** START OF Data **

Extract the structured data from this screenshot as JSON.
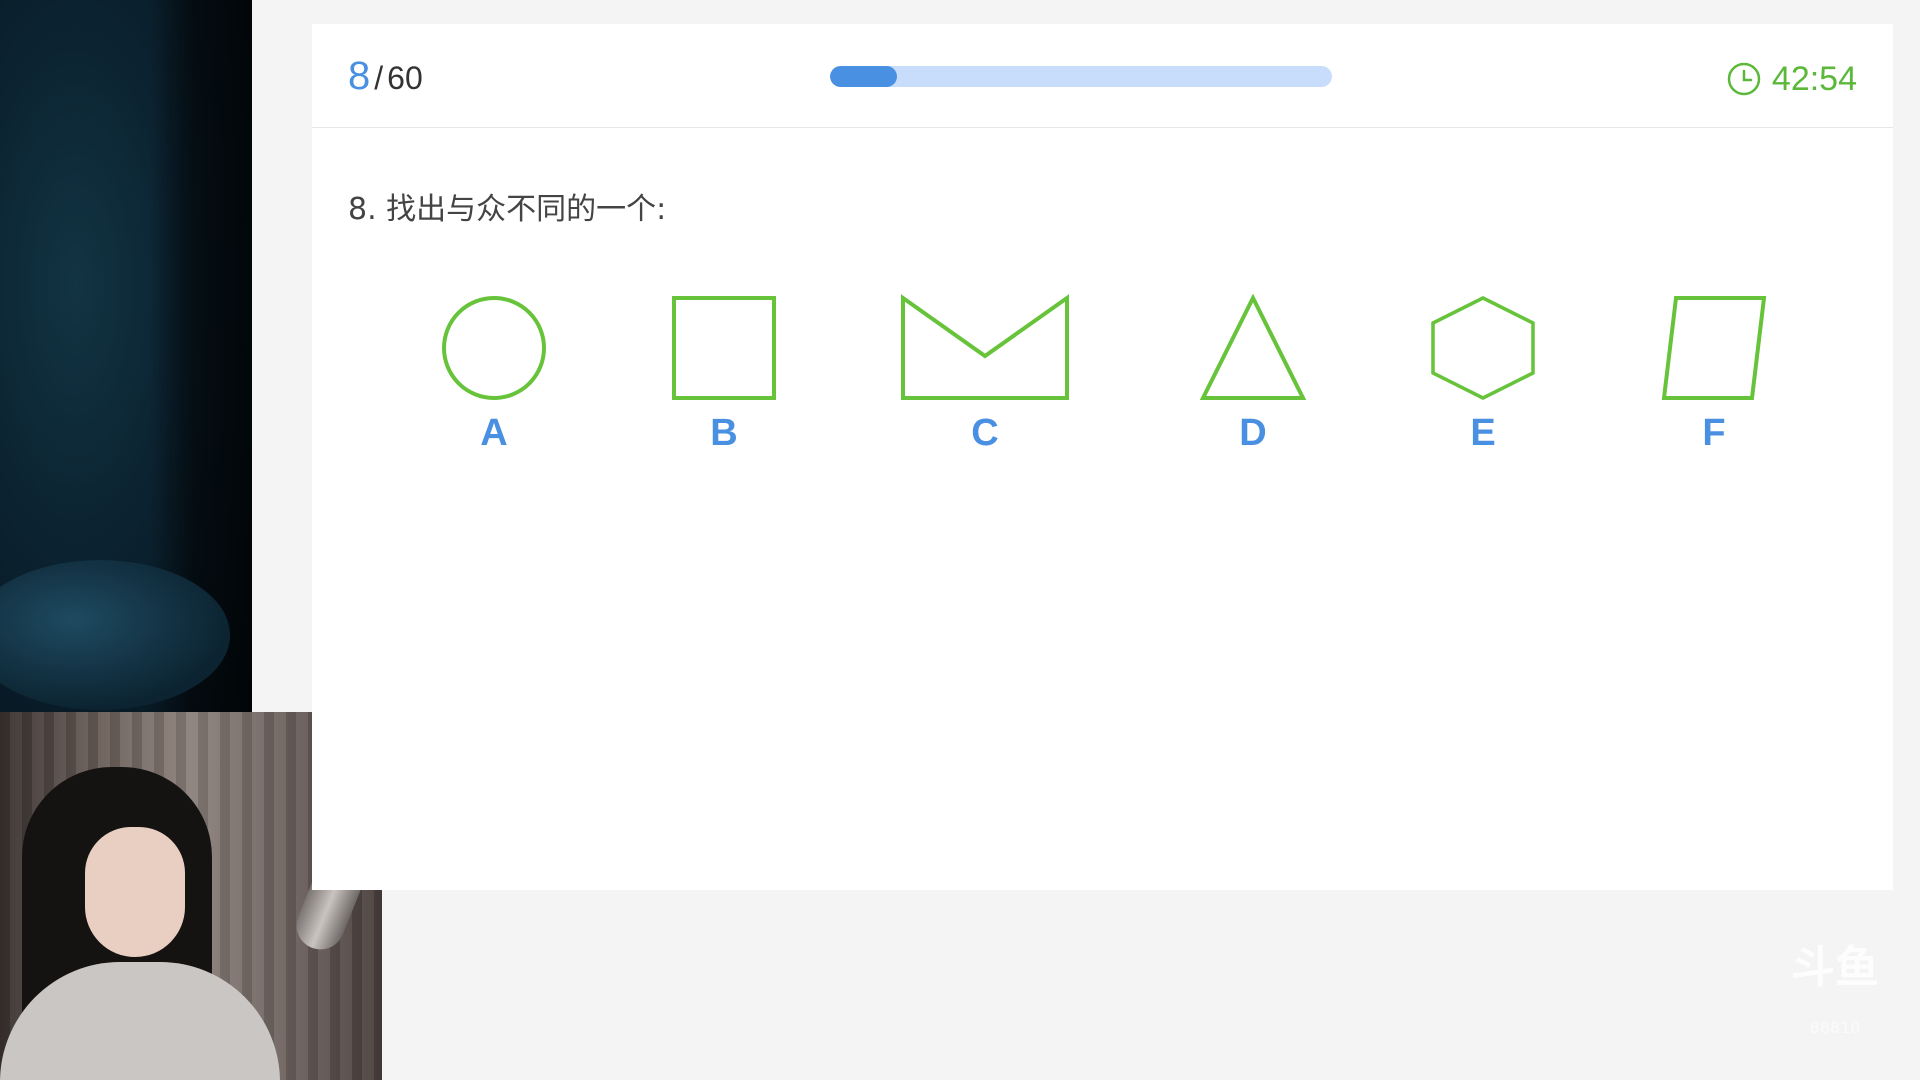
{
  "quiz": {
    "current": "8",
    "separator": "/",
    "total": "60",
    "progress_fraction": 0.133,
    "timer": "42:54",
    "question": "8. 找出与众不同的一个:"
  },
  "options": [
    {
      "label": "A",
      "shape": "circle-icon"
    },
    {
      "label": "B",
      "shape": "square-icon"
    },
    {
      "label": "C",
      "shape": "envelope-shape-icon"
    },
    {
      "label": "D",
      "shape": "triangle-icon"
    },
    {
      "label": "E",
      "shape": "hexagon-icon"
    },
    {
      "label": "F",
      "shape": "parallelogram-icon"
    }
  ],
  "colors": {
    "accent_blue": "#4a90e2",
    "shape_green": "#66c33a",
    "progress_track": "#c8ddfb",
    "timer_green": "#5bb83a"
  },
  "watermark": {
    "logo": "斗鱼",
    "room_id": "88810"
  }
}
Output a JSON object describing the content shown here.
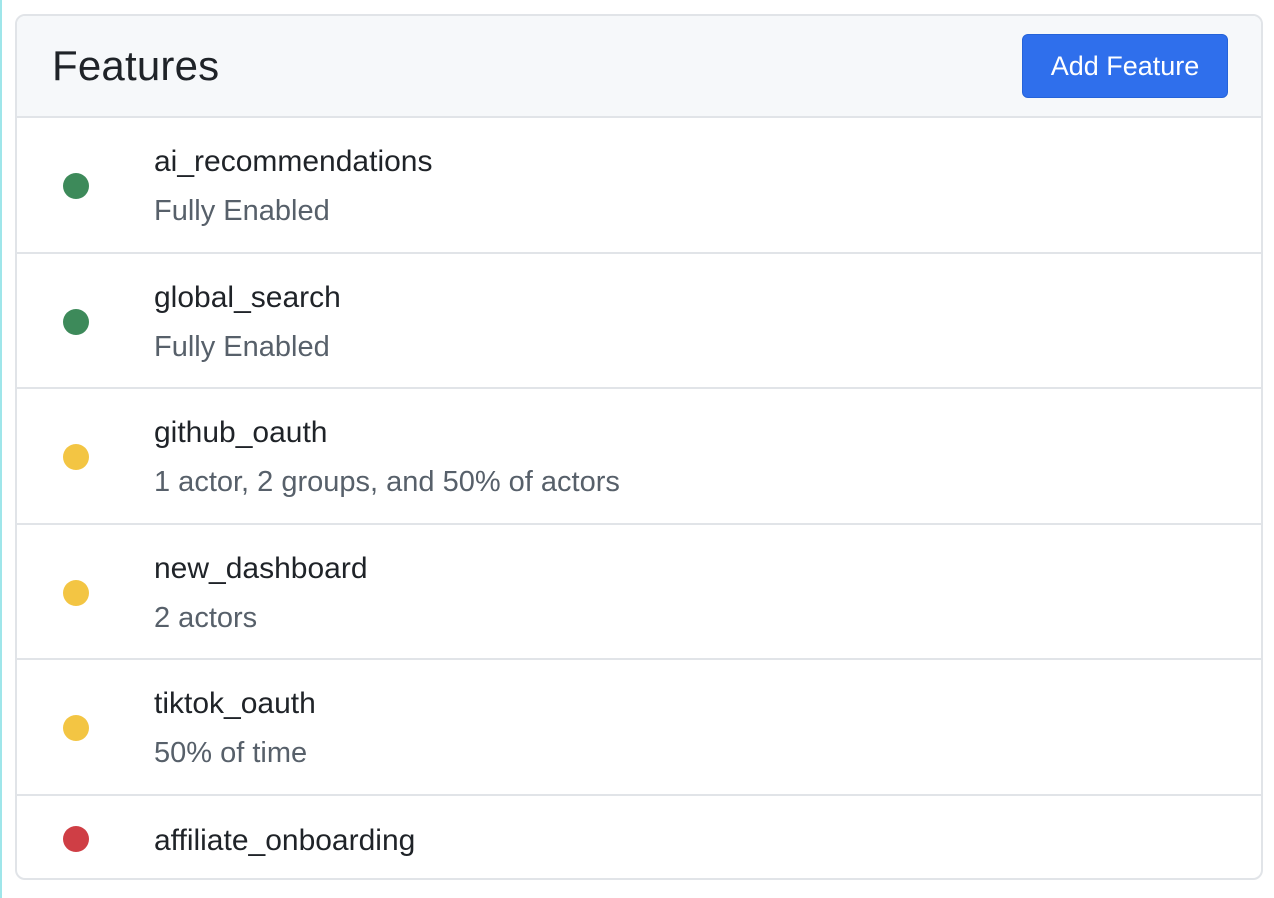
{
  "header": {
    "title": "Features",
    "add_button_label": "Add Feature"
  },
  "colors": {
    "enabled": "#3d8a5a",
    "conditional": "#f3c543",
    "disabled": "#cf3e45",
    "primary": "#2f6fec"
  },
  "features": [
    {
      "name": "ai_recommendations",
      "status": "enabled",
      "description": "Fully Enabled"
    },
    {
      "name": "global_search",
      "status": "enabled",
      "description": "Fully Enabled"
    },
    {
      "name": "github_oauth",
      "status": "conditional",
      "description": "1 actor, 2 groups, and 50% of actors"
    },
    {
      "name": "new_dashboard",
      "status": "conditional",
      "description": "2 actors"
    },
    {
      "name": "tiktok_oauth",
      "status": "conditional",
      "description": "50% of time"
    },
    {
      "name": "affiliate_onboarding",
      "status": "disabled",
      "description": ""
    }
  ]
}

** END OF Data **

● To do: Extract every line above containing the word "icon".

● Task solution:
      "shape": "circle-icon"
      "shape": "square-icon"
      "shape": "envelope-shape-icon"
      "shape": "triangle-icon"
      "shape": "hexagon-icon"
      "shape": "parallelogram-icon"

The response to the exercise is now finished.